— Begin —

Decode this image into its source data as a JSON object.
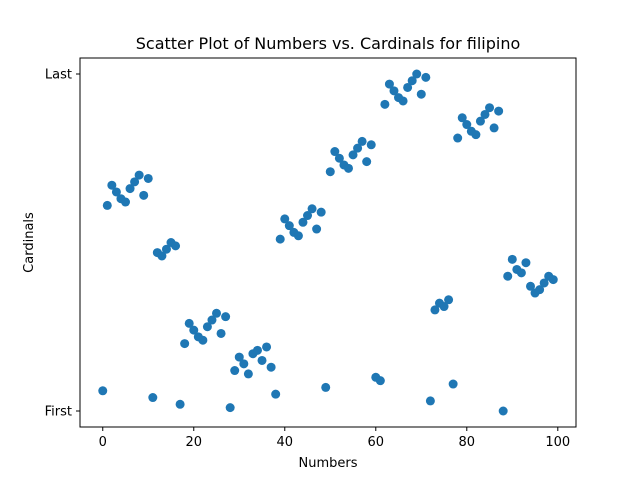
{
  "chart_data": {
    "type": "scatter",
    "title": "Scatter Plot of Numbers vs. Cardinals for filipino",
    "xlabel": "Numbers",
    "ylabel": "Cardinals",
    "xlim": [
      -5,
      104
    ],
    "ylim": [
      0,
      1
    ],
    "x_ticks": [
      0,
      20,
      40,
      60,
      80,
      100
    ],
    "y_ticks": [
      {
        "value": 0.0,
        "label": "First"
      },
      {
        "value": 1.0,
        "label": "Last"
      }
    ],
    "grid": false,
    "legend": false,
    "marker_color": "#1f77b4",
    "points": [
      {
        "x": 0,
        "y": 0.06
      },
      {
        "x": 1,
        "y": 0.61
      },
      {
        "x": 2,
        "y": 0.67
      },
      {
        "x": 3,
        "y": 0.65
      },
      {
        "x": 4,
        "y": 0.63
      },
      {
        "x": 5,
        "y": 0.62
      },
      {
        "x": 6,
        "y": 0.66
      },
      {
        "x": 7,
        "y": 0.68
      },
      {
        "x": 8,
        "y": 0.7
      },
      {
        "x": 9,
        "y": 0.64
      },
      {
        "x": 10,
        "y": 0.69
      },
      {
        "x": 11,
        "y": 0.04
      },
      {
        "x": 12,
        "y": 0.47
      },
      {
        "x": 13,
        "y": 0.46
      },
      {
        "x": 14,
        "y": 0.48
      },
      {
        "x": 15,
        "y": 0.5
      },
      {
        "x": 16,
        "y": 0.49
      },
      {
        "x": 17,
        "y": 0.02
      },
      {
        "x": 18,
        "y": 0.2
      },
      {
        "x": 19,
        "y": 0.26
      },
      {
        "x": 20,
        "y": 0.24
      },
      {
        "x": 21,
        "y": 0.22
      },
      {
        "x": 22,
        "y": 0.21
      },
      {
        "x": 23,
        "y": 0.25
      },
      {
        "x": 24,
        "y": 0.27
      },
      {
        "x": 25,
        "y": 0.29
      },
      {
        "x": 26,
        "y": 0.23
      },
      {
        "x": 27,
        "y": 0.28
      },
      {
        "x": 28,
        "y": 0.01
      },
      {
        "x": 29,
        "y": 0.12
      },
      {
        "x": 30,
        "y": 0.16
      },
      {
        "x": 31,
        "y": 0.14
      },
      {
        "x": 32,
        "y": 0.11
      },
      {
        "x": 33,
        "y": 0.17
      },
      {
        "x": 34,
        "y": 0.18
      },
      {
        "x": 35,
        "y": 0.15
      },
      {
        "x": 36,
        "y": 0.19
      },
      {
        "x": 37,
        "y": 0.13
      },
      {
        "x": 38,
        "y": 0.05
      },
      {
        "x": 39,
        "y": 0.51
      },
      {
        "x": 40,
        "y": 0.57
      },
      {
        "x": 41,
        "y": 0.55
      },
      {
        "x": 42,
        "y": 0.53
      },
      {
        "x": 43,
        "y": 0.52
      },
      {
        "x": 44,
        "y": 0.56
      },
      {
        "x": 45,
        "y": 0.58
      },
      {
        "x": 46,
        "y": 0.6
      },
      {
        "x": 47,
        "y": 0.54
      },
      {
        "x": 48,
        "y": 0.59
      },
      {
        "x": 49,
        "y": 0.07
      },
      {
        "x": 50,
        "y": 0.71
      },
      {
        "x": 51,
        "y": 0.77
      },
      {
        "x": 52,
        "y": 0.75
      },
      {
        "x": 53,
        "y": 0.73
      },
      {
        "x": 54,
        "y": 0.72
      },
      {
        "x": 55,
        "y": 0.76
      },
      {
        "x": 56,
        "y": 0.78
      },
      {
        "x": 57,
        "y": 0.8
      },
      {
        "x": 58,
        "y": 0.74
      },
      {
        "x": 59,
        "y": 0.79
      },
      {
        "x": 60,
        "y": 0.1
      },
      {
        "x": 61,
        "y": 0.09
      },
      {
        "x": 62,
        "y": 0.91
      },
      {
        "x": 63,
        "y": 0.97
      },
      {
        "x": 64,
        "y": 0.95
      },
      {
        "x": 65,
        "y": 0.93
      },
      {
        "x": 66,
        "y": 0.92
      },
      {
        "x": 67,
        "y": 0.96
      },
      {
        "x": 68,
        "y": 0.98
      },
      {
        "x": 69,
        "y": 1.0
      },
      {
        "x": 70,
        "y": 0.94
      },
      {
        "x": 71,
        "y": 0.99
      },
      {
        "x": 72,
        "y": 0.03
      },
      {
        "x": 73,
        "y": 0.3
      },
      {
        "x": 74,
        "y": 0.32
      },
      {
        "x": 75,
        "y": 0.31
      },
      {
        "x": 76,
        "y": 0.33
      },
      {
        "x": 77,
        "y": 0.08
      },
      {
        "x": 78,
        "y": 0.81
      },
      {
        "x": 79,
        "y": 0.87
      },
      {
        "x": 80,
        "y": 0.85
      },
      {
        "x": 81,
        "y": 0.83
      },
      {
        "x": 82,
        "y": 0.82
      },
      {
        "x": 83,
        "y": 0.86
      },
      {
        "x": 84,
        "y": 0.88
      },
      {
        "x": 85,
        "y": 0.9
      },
      {
        "x": 86,
        "y": 0.84
      },
      {
        "x": 87,
        "y": 0.89
      },
      {
        "x": 88,
        "y": 0.0
      },
      {
        "x": 89,
        "y": 0.4
      },
      {
        "x": 90,
        "y": 0.45
      },
      {
        "x": 91,
        "y": 0.42
      },
      {
        "x": 92,
        "y": 0.41
      },
      {
        "x": 93,
        "y": 0.44
      },
      {
        "x": 94,
        "y": 0.37
      },
      {
        "x": 95,
        "y": 0.35
      },
      {
        "x": 96,
        "y": 0.36
      },
      {
        "x": 97,
        "y": 0.38
      },
      {
        "x": 98,
        "y": 0.4
      },
      {
        "x": 99,
        "y": 0.39
      }
    ]
  }
}
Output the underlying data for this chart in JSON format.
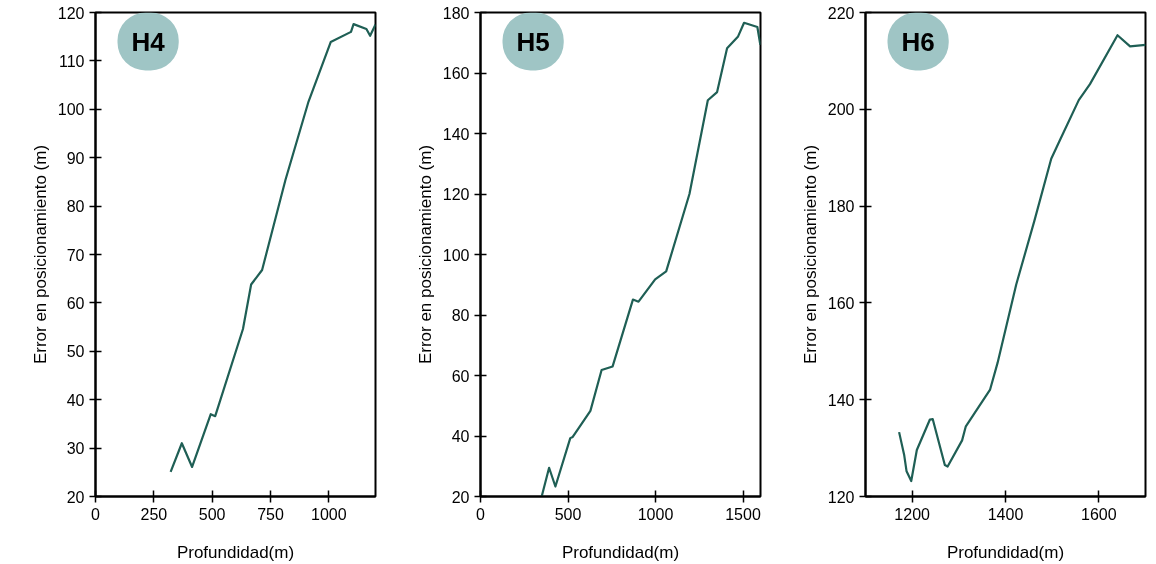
{
  "chart_data": [
    {
      "type": "line",
      "xlabel": "Profundidad(m)",
      "ylabel": "Error en posicionamiento (m)",
      "annotations": [
        "H4"
      ],
      "xlim": [
        0,
        1200
      ],
      "ylim": [
        20,
        120
      ],
      "xticks": [
        0,
        250,
        500,
        750,
        1000
      ],
      "yticks": [
        20,
        30,
        40,
        50,
        60,
        70,
        80,
        90,
        100,
        110,
        120
      ],
      "series": [
        {
          "color": "#1f5f55",
          "x": [
            322,
            370,
            414,
            494,
            513,
            632,
            667,
            714,
            814,
            913,
            1008,
            1095,
            1106,
            1161,
            1177,
            1200
          ],
          "values": [
            25.1,
            31.0,
            26.1,
            37.0,
            36.6,
            54.6,
            63.8,
            66.8,
            85.4,
            101.6,
            113.9,
            116.0,
            117.6,
            116.6,
            115.2,
            117.5
          ]
        }
      ]
    },
    {
      "type": "line",
      "xlabel": "Profundidad(m)",
      "ylabel": "Error en posicionamiento (m)",
      "annotations": [
        "H5"
      ],
      "xlim": [
        0,
        1600
      ],
      "ylim": [
        20,
        180
      ],
      "xticks": [
        0,
        500,
        1000,
        1500
      ],
      "yticks": [
        20,
        40,
        60,
        80,
        100,
        120,
        140,
        160,
        180
      ],
      "series": [
        {
          "color": "#1f5f55",
          "x": [
            350,
            392,
            428,
            513,
            527,
            628,
            692,
            755,
            871,
            903,
            998,
            1061,
            1194,
            1299,
            1352,
            1409,
            1472,
            1506,
            1582,
            1599
          ],
          "values": [
            20.1,
            29.5,
            23.3,
            39.3,
            39.7,
            48.3,
            61.8,
            63.0,
            85.1,
            84.4,
            91.8,
            94.4,
            120.0,
            151.0,
            153.7,
            168.2,
            172.1,
            176.6,
            175.2,
            169.3
          ]
        }
      ]
    },
    {
      "type": "line",
      "xlabel": "Profundidad(m)",
      "ylabel": "Error en posicionamiento (m)",
      "annotations": [
        "H6"
      ],
      "xlim": [
        1100,
        1700
      ],
      "ylim": [
        120,
        220
      ],
      "xticks": [
        1200,
        1400,
        1600
      ],
      "yticks": [
        120,
        140,
        160,
        180,
        200,
        220
      ],
      "series": [
        {
          "color": "#1f5f55",
          "x": [
            1172,
            1183,
            1188,
            1198,
            1210,
            1238,
            1244,
            1270,
            1276,
            1307,
            1315,
            1367,
            1383,
            1423,
            1462,
            1498,
            1518,
            1557,
            1581,
            1640,
            1667,
            1700
          ],
          "values": [
            133.3,
            128.5,
            125.2,
            123.2,
            129.6,
            135.9,
            136.0,
            126.5,
            126.2,
            131.6,
            134.5,
            142.1,
            147.6,
            163.8,
            177.0,
            189.8,
            193.9,
            201.9,
            205.2,
            215.3,
            213.0,
            213.3
          ]
        }
      ]
    }
  ]
}
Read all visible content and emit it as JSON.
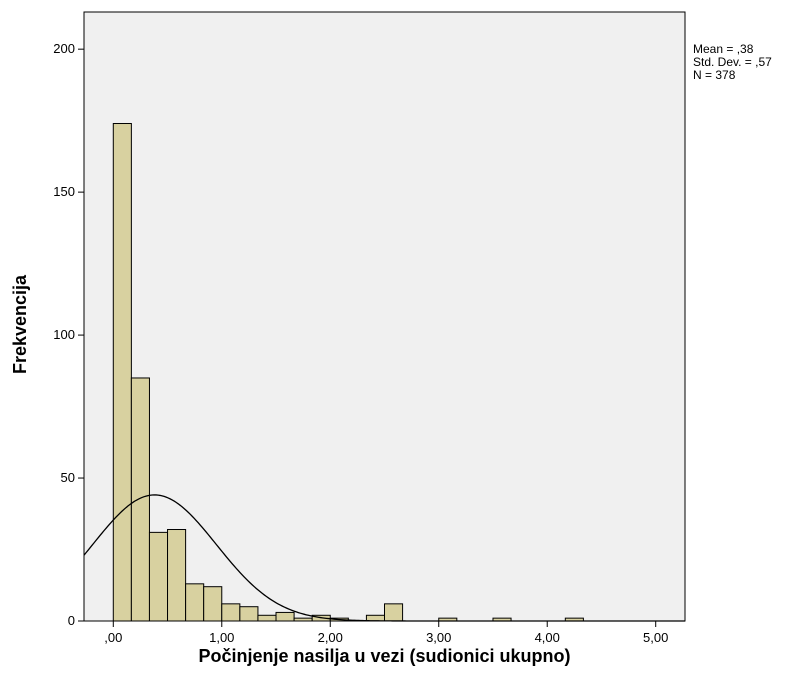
{
  "chart_data": {
    "type": "bar",
    "subtype": "histogram",
    "xlabel": "Počinjenje nasilja u vezi (sudionici ukupno)",
    "ylabel": "Frekvencija",
    "xlim": [
      -0.27,
      5.27
    ],
    "ylim": [
      0,
      213
    ],
    "x_ticks": [
      {
        "value": 0,
        "label": ",00"
      },
      {
        "value": 1,
        "label": "1,00"
      },
      {
        "value": 2,
        "label": "2,00"
      },
      {
        "value": 3,
        "label": "3,00"
      },
      {
        "value": 4,
        "label": "4,00"
      },
      {
        "value": 5,
        "label": "5,00"
      }
    ],
    "y_ticks": [
      {
        "value": 0,
        "label": "0"
      },
      {
        "value": 50,
        "label": "50"
      },
      {
        "value": 100,
        "label": "100"
      },
      {
        "value": 150,
        "label": "150"
      },
      {
        "value": 200,
        "label": "200"
      }
    ],
    "bin_width": 0.1667,
    "bins": [
      {
        "x0": 0.0,
        "count": 174
      },
      {
        "x0": 0.1667,
        "count": 85
      },
      {
        "x0": 0.3333,
        "count": 31
      },
      {
        "x0": 0.5,
        "count": 32
      },
      {
        "x0": 0.6667,
        "count": 13
      },
      {
        "x0": 0.8333,
        "count": 12
      },
      {
        "x0": 1.0,
        "count": 6
      },
      {
        "x0": 1.1667,
        "count": 5
      },
      {
        "x0": 1.3333,
        "count": 2
      },
      {
        "x0": 1.5,
        "count": 3
      },
      {
        "x0": 1.6667,
        "count": 1
      },
      {
        "x0": 1.8333,
        "count": 2
      },
      {
        "x0": 2.0,
        "count": 1
      },
      {
        "x0": 2.3333,
        "count": 2
      },
      {
        "x0": 2.5,
        "count": 6
      },
      {
        "x0": 3.0,
        "count": 1
      },
      {
        "x0": 3.5,
        "count": 1
      },
      {
        "x0": 4.1667,
        "count": 1
      }
    ],
    "normal_curve": {
      "mean": 0.38,
      "sd": 0.57,
      "n": 378
    },
    "grid": false,
    "stats": {
      "mean_label": "Mean = ,38",
      "sd_label": "Std. Dev. = ,57",
      "n_label": "N = 378"
    },
    "colors": {
      "plot_background": "#f0f0f0",
      "bar_fill": "#d8d1a0",
      "bar_stroke": "#000000",
      "curve": "#000000"
    }
  }
}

— End —

Gather, from the listing above, every line carrying the word "Cardinals".

    "title": "Scatter Plot of Numbers vs. Cardinals for filipino",
    "ylabel": "Cardinals",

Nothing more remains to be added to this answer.